▶ _Instruction_
Copy, from the entries below, each line where the word "части" can be found.

BEGIN Data lines

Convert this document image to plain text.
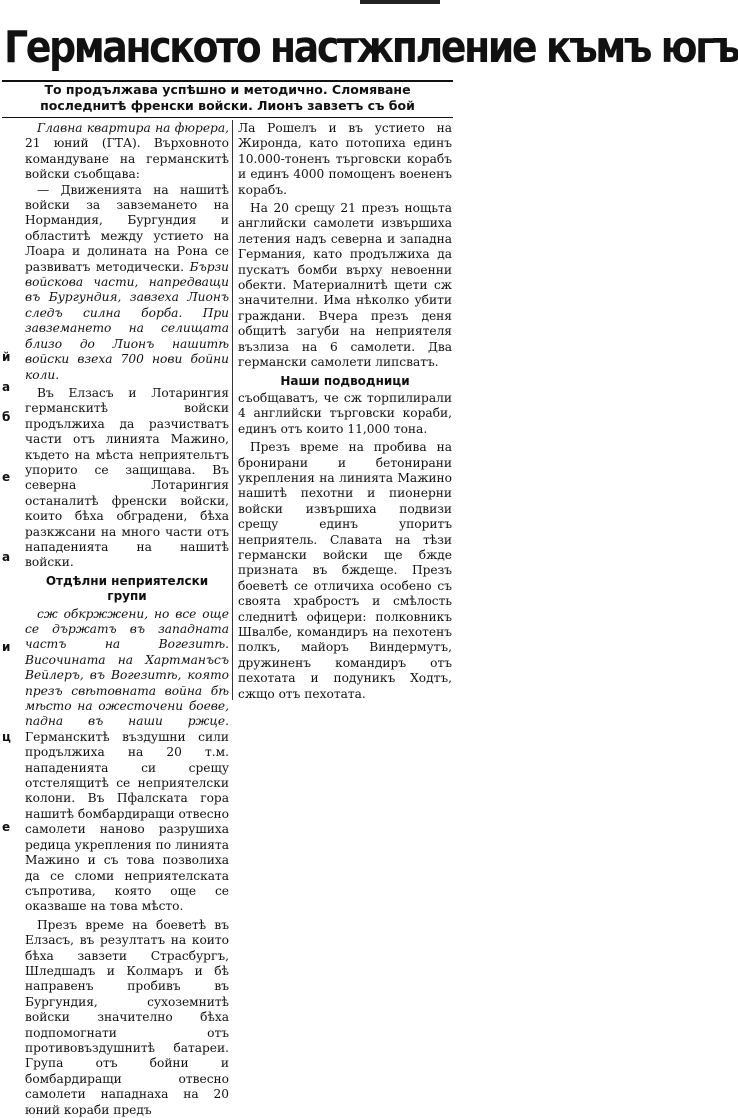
Германското настжпление къмъ югъ
То продължава успѣшно и методично. Сломяване последнитѣ френски войски. Лионъ завзетъ съ бой
й
а
б
е
а
и
ц
е

Главна квартира на фюрера, 21 юний (ГТА). Върховното командуване на германскитѣ войски съобщава:

— Движенията на нашитѣ войски за завземането на Нормандия, Бургундия и областитѣ между устието на Лоара и долината на Рона се развиватъ методически. Бързи войскова части, напредващи въ Бургундия, завзеха Лионъ следъ силна борба. При завземането на селищата близо до Лионъ нашитѣ войски взеха 700 нови бойни коли.

Въ Елзасъ и Лотарингия германскитѣ войски продължиха да разчистватъ части отъ линията Мажино, където на мѣста неприятельтъ упорито се защищава. Въ северна Лотарингия останалитѣ френски войски, които бѣха обградени, бѣха разкжсани на много части отъ нападенията на нашитѣ войски.

Отдѣлни неприятелски групи

сж обкржжени, но все още се държатъ въ западната частъ на Вогезитѣ. Височината на Хартманъсъ Вейлеръ, въ Вогезитѣ, която презъ свѣтовната война бѣ мѣсто на ожесточени боеве, падна въ наши ржце. Германскитѣ въздушни сили продължиха на 20 т.м. нападенията си срещу отстелящитѣ се неприятелски колони. Въ Пфалската гора нашитѣ бомбардиращи отвесно самолети наново разрушиха редица укрепления по линията Мажино и съ това позволиха да се сломи неприятелската съпротива, която още се оказваше на това мѣсто.

Презъ време на боеветѣ въ Елзасъ, въ резултатъ на които бѣха завзети Страсбургъ, Шледшадъ и Колмаръ и бѣ направенъ пробивъ въ Бургундия, сухоземнитѣ войски значително бѣха подпомогнати отъ противовъздушнитѣ батареи. Група отъ бойни и бомбардиращи отвесно самолети нападнаха на 20 юний кораби предъ

Ла Рошелъ и въ устието на Жиронда, като потопиха единъ 10.000-тоненъ търговски корабъ и единъ 4000 помощенъ воененъ корабъ.

На 20 срещу 21 презъ нощьта английски самолети извършиха летения надъ северна и западна Германия, като продължиха да пускатъ бомби върху невоенни обекти. Материалнитѣ щети сж значителни. Има нѣколко убити граждани. Вчера презъ деня общитѣ загуби на неприятеля възлиза на 6 самолети. Два германски самолети липсватъ.

Наши подводници

съобщаватъ, че сж торпилирали 4 английски търговски кораби, единъ отъ които 11,000 тона.

Презъ време на пробива на бронирани и бетонирани укрепления на линията Мажино нашитѣ пехотни и пионерни войски извършиха подвизи срещу единъ упоритъ неприятель. Славата на тѣзи германски войски ще бжде призната въ бждеще. Презъ боеветѣ се отличиха особено съ своята храбростъ и смѣлость следнитѣ офицери: полковникъ Швалбе, командиръ на пехотенъ полкъ, майоръ Виндермутъ, дружиненъ командиръ отъ пехотата и подуникъ Ходтъ, сжщо отъ пехотата.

END Data lines

▶ _Completed task_
— Движенията на нашитѣ войски за завземането на Нормандия, Бургундия и областитѣ между устието на Лоара и долината на Рона се развиватъ методически. Бързи войскова части, напредващи въ Бургундия, завзеха Лионъ следъ силна борба. При завземането на селищата близо до Лионъ нашитѣ войски взеха 700 нови бойни коли.
Въ Елзасъ и Лотарингия германскитѣ войски продължиха да разчистватъ части отъ линията Мажино, където на мѣста неприятельтъ упорито се защищава. Въ северна Лотарингия останалитѣ френски войски, които бѣха обградени, бѣха разкжсани на много части отъ нападенията на нашитѣ войски.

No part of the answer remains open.